RD Congo – Ebola : polémique sur la politique de vaccination
Médecins sans frontières accuse l’Organisation mondiale de la santé de « rationner » l’accès au vaccin. L’épidémie a déjà tué plus de 2 000 personnes. Source AFP
L’Organisation mondiale de la santé (OMS) pourrait-elle faire plus dans la lutte contre la propagation du virus Ebola dans l’est de la République démocratique du Congo ? C’est ce que semble affirmer l’ONG Médecins sans frontières (MSF) qui l’accuse de « rationner » le vaccin des laboratoires Merck, le seul utilisé à ce jour pour lutter contre l’épidémie. « Un des problèmes majeurs réside aujourd’hui dans le fait qu’en pratique le vaccin est rationné par l’Organisation mondiale de la santé et que trop peu de personnes à risques sont aujourd’hui protégées », a écrit MSF dans un communiqué. Dénonçant « l’opacité » de l’OMS, MSF demande « la création d’un comité de coordination international indépendant » pour « améliorer la coordination de la vaccination » et « garantir la transparence sur la gestion des stocks et le partage des données ».
Interrogée par l’Agence France-Presse, l’OMS a démenti toute limitation de l’accès au vaccin. « Nous collaborons étroitement avec le gouvernement de la RDC pour atteindre le plus de communautés et d’individus possible dans la zone de l’épidémie. Nous ne limitons pas l’accès au vaccin, mais mettons plutôt en place une stratégie recommandée par un comité d’experts indépendants, comme convenu avec le gouvernement de la RDC », a déclaré le Dr Mike Ryan, directeur des programmes d’urgence de l’OMS.

########

CONSIGNES → Dans l'article sur la polémique autour de la vaccination contre Ebola en RDC, de quels laboratoires vient le seul vaccin utilisé contre l'épidémie, s'il vous plaît ?

########

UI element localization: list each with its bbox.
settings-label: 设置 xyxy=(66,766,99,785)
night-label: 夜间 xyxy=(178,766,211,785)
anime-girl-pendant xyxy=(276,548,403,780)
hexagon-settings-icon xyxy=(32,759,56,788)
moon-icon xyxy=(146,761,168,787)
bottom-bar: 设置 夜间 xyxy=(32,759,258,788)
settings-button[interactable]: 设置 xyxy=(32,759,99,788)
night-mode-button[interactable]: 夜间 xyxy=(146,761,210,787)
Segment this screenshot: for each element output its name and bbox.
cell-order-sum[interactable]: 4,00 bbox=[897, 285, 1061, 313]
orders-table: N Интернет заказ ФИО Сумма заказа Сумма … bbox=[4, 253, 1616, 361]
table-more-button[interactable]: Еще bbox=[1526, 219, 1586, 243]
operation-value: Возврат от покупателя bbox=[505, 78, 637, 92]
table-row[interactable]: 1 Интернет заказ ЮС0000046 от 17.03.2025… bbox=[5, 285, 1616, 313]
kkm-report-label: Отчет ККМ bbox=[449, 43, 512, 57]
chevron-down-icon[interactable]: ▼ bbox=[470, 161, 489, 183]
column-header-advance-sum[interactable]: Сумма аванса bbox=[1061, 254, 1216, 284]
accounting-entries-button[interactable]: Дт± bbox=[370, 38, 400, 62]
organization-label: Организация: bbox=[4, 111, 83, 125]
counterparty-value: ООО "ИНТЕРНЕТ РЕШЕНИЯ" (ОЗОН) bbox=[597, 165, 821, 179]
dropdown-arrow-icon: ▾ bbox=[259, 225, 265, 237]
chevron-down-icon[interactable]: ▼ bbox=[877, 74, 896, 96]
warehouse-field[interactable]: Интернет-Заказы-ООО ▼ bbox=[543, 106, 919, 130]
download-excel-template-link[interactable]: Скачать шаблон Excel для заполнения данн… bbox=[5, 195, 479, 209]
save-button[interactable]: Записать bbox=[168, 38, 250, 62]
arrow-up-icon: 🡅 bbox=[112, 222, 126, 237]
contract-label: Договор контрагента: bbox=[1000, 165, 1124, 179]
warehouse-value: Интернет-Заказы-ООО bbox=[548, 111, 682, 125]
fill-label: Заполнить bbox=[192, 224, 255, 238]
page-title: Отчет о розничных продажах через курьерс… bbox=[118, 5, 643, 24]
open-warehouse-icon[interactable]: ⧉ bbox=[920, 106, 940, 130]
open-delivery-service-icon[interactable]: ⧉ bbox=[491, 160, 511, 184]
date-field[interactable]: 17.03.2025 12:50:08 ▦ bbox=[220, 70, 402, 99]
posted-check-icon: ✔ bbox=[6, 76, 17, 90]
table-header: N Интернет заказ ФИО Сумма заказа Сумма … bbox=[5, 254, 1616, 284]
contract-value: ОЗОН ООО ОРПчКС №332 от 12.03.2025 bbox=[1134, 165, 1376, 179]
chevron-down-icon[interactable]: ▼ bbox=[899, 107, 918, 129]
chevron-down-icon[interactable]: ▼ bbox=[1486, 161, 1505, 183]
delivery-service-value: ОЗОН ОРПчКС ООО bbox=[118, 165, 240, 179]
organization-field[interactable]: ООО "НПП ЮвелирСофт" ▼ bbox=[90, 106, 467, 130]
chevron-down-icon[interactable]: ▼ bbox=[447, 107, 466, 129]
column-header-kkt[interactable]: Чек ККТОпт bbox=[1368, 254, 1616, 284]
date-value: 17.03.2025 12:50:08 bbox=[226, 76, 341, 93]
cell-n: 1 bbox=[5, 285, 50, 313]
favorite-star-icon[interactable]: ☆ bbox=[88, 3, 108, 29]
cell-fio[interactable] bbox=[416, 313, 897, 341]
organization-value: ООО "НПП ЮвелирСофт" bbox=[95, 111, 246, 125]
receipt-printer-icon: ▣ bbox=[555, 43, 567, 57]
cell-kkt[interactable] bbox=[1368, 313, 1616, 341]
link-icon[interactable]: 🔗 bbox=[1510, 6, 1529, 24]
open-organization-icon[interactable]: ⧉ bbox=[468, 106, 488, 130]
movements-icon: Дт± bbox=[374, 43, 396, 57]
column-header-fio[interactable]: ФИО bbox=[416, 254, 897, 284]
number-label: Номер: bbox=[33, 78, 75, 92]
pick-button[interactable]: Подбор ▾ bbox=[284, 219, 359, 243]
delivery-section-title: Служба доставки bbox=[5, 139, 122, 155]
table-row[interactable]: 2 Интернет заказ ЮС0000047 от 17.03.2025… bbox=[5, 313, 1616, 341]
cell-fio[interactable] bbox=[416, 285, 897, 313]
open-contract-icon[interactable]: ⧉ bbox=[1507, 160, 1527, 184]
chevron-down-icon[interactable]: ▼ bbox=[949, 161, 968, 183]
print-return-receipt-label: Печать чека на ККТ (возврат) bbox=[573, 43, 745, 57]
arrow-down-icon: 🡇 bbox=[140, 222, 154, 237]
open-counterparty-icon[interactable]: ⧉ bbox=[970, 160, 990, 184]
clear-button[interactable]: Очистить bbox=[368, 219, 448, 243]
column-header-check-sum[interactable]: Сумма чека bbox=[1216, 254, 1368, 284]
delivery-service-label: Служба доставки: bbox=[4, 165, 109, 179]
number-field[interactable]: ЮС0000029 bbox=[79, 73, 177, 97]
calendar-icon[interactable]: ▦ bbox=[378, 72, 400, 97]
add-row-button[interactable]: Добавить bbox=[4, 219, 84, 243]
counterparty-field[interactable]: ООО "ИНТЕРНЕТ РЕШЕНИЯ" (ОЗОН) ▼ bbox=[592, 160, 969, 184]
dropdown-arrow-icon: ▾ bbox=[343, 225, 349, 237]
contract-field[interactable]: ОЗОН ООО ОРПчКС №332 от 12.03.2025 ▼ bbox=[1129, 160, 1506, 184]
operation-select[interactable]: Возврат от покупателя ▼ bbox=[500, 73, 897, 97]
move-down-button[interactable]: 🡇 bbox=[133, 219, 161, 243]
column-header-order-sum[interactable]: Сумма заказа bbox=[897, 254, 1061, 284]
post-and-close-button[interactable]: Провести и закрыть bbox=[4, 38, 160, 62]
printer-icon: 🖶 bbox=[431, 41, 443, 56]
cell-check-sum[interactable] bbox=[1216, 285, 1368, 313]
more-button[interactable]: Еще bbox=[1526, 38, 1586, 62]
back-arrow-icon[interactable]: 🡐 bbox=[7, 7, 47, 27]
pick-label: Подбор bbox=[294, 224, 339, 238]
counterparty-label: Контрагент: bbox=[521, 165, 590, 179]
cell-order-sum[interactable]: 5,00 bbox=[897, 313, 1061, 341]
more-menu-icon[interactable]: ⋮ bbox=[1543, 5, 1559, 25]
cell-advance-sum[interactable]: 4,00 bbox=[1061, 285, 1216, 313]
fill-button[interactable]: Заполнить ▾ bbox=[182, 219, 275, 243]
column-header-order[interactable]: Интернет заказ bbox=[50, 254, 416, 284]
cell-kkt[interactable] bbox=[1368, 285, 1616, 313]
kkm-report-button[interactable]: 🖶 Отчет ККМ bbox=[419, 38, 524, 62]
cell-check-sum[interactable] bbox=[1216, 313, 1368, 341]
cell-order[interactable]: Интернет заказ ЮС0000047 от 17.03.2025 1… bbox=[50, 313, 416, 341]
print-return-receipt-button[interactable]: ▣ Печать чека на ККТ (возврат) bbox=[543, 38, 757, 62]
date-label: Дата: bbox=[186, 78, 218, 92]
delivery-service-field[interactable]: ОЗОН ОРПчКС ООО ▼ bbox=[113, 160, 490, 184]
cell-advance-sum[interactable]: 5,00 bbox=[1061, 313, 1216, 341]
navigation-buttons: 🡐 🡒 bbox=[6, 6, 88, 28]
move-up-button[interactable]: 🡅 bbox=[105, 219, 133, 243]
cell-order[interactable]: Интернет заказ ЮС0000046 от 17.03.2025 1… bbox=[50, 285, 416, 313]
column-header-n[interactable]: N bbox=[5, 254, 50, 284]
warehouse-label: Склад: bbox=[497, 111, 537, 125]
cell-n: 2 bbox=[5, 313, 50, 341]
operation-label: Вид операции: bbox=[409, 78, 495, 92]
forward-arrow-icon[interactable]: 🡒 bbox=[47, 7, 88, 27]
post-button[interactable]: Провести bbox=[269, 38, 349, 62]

########

CORRIGÉ → Des laboratoires Merck.